__Written request__.
Check every line of the material below for the string "committed", and return the ones that have it.

__Provided records__.
※

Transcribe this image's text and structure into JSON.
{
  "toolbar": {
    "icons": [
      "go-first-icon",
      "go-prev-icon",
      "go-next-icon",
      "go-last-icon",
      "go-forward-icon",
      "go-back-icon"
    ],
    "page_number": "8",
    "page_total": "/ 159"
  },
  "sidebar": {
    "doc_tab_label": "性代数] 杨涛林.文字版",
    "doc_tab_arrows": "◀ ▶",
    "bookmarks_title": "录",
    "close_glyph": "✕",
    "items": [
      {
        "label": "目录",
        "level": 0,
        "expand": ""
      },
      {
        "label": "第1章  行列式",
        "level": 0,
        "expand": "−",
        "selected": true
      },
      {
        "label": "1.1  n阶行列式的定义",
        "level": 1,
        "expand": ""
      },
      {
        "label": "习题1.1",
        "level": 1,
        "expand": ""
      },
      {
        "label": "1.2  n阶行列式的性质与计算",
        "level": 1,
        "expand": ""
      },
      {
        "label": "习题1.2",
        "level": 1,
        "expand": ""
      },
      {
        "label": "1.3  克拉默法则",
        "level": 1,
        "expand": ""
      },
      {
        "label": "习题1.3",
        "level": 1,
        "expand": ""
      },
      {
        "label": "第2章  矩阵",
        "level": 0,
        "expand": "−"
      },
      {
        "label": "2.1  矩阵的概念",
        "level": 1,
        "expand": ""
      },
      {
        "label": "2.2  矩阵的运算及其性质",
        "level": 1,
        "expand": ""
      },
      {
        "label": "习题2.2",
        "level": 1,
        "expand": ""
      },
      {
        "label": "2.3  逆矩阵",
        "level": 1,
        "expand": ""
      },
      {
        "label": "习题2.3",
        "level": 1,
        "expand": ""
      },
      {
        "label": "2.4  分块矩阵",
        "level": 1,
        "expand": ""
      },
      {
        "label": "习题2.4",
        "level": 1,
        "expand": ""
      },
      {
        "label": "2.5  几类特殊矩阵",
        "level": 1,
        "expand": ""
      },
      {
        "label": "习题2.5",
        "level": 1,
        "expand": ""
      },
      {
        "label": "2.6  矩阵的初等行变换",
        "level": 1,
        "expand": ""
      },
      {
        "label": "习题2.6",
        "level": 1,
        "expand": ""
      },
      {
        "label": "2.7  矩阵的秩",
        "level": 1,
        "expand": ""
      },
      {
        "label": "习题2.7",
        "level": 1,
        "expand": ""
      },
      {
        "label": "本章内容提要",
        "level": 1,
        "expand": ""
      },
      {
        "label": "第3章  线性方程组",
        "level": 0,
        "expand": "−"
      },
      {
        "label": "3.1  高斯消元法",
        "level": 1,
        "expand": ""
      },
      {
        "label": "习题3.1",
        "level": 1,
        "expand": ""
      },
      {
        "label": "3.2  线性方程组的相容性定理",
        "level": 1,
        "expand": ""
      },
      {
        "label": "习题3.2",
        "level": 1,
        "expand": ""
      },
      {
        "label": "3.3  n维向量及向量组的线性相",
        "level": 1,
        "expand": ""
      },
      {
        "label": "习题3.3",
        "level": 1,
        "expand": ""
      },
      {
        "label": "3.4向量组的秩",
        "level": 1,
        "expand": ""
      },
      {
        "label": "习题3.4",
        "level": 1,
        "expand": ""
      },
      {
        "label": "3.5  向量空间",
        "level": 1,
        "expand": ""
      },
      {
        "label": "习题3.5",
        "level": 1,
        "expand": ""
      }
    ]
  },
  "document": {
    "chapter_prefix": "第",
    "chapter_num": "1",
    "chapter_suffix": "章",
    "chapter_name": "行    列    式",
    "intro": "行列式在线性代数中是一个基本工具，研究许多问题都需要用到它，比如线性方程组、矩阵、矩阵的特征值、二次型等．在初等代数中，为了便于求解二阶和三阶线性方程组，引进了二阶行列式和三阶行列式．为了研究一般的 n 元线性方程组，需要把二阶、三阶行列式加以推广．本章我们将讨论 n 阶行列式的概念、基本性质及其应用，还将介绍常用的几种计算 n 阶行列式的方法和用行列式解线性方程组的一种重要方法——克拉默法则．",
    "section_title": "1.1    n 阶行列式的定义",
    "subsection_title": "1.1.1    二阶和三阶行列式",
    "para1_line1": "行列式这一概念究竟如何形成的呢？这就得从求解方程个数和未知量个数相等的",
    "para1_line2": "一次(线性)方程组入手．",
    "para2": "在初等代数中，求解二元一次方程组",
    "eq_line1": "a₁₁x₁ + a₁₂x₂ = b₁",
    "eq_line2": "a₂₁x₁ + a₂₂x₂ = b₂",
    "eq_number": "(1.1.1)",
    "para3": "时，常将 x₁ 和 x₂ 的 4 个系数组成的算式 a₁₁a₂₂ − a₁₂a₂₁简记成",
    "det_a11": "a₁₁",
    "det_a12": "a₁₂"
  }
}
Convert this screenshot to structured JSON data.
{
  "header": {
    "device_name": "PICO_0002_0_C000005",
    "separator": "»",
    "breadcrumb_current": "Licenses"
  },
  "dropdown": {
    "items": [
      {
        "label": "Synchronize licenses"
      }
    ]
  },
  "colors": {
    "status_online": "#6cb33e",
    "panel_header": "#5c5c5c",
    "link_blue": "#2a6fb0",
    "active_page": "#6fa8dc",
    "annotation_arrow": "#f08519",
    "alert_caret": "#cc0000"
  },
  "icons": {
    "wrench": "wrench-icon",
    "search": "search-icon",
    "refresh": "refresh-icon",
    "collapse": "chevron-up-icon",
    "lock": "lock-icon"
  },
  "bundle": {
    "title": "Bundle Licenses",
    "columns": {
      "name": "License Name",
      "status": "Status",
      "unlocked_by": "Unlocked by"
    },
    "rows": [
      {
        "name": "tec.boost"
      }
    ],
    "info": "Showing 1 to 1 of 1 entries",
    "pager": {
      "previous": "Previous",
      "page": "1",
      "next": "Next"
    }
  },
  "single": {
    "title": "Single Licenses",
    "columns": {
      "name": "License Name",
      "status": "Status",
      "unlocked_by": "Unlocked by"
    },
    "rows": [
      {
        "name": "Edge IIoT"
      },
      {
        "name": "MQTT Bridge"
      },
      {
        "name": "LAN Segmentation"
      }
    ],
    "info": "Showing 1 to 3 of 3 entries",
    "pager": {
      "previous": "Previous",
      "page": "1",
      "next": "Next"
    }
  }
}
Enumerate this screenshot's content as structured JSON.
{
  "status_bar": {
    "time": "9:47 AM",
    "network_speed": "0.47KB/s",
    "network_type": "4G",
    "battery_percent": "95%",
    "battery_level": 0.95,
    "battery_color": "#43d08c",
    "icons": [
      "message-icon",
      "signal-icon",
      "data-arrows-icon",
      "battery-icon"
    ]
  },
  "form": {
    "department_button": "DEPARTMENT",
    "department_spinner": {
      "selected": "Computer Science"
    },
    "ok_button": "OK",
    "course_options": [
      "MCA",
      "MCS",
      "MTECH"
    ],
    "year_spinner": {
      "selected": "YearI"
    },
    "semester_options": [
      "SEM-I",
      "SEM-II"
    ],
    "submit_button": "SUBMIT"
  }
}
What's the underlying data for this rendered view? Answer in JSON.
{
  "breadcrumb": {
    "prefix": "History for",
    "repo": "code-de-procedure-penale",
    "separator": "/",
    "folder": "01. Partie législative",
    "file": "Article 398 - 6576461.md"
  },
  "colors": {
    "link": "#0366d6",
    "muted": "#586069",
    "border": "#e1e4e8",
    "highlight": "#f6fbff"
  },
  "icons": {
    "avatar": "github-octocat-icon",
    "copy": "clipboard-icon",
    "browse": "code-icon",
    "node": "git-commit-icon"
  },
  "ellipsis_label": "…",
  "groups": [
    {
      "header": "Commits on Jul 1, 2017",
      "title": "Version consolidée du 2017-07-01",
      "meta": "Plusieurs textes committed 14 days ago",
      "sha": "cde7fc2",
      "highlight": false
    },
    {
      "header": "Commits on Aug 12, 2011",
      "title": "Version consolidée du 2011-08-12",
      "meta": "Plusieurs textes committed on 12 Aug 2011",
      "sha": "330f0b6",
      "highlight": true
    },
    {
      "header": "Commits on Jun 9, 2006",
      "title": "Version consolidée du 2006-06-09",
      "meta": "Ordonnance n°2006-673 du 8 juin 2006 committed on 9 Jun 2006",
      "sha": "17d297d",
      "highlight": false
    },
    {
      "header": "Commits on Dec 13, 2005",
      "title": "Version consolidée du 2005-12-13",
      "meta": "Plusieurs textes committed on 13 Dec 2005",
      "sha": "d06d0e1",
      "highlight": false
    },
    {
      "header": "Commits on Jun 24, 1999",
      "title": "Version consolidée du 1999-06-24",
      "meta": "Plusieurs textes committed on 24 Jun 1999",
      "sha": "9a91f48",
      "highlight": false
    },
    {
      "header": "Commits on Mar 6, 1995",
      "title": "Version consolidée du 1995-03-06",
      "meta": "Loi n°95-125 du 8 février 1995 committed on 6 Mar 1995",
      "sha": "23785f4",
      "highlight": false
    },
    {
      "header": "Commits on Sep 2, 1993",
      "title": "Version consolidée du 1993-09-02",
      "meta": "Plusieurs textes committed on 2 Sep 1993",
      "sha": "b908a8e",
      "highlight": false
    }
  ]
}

※

__Response for this exercise__.
      "meta": "Plusieurs textes committed 14 days ago",
      "meta": "Plusieurs textes committed on 12 Aug 2011",
      "meta": "Ordonnance n°2006-673 du 8 juin 2006 committed on 9 Jun 2006",
      "meta": "Plusieurs textes committed on 13 Dec 2005",
      "meta": "Plusieurs textes committed on 24 Jun 1999",
      "meta": "Loi n°95-125 du 8 février 1995 committed on 6 Mar 1995",
      "meta": "Plusieurs textes committed on 2 Sep 1993",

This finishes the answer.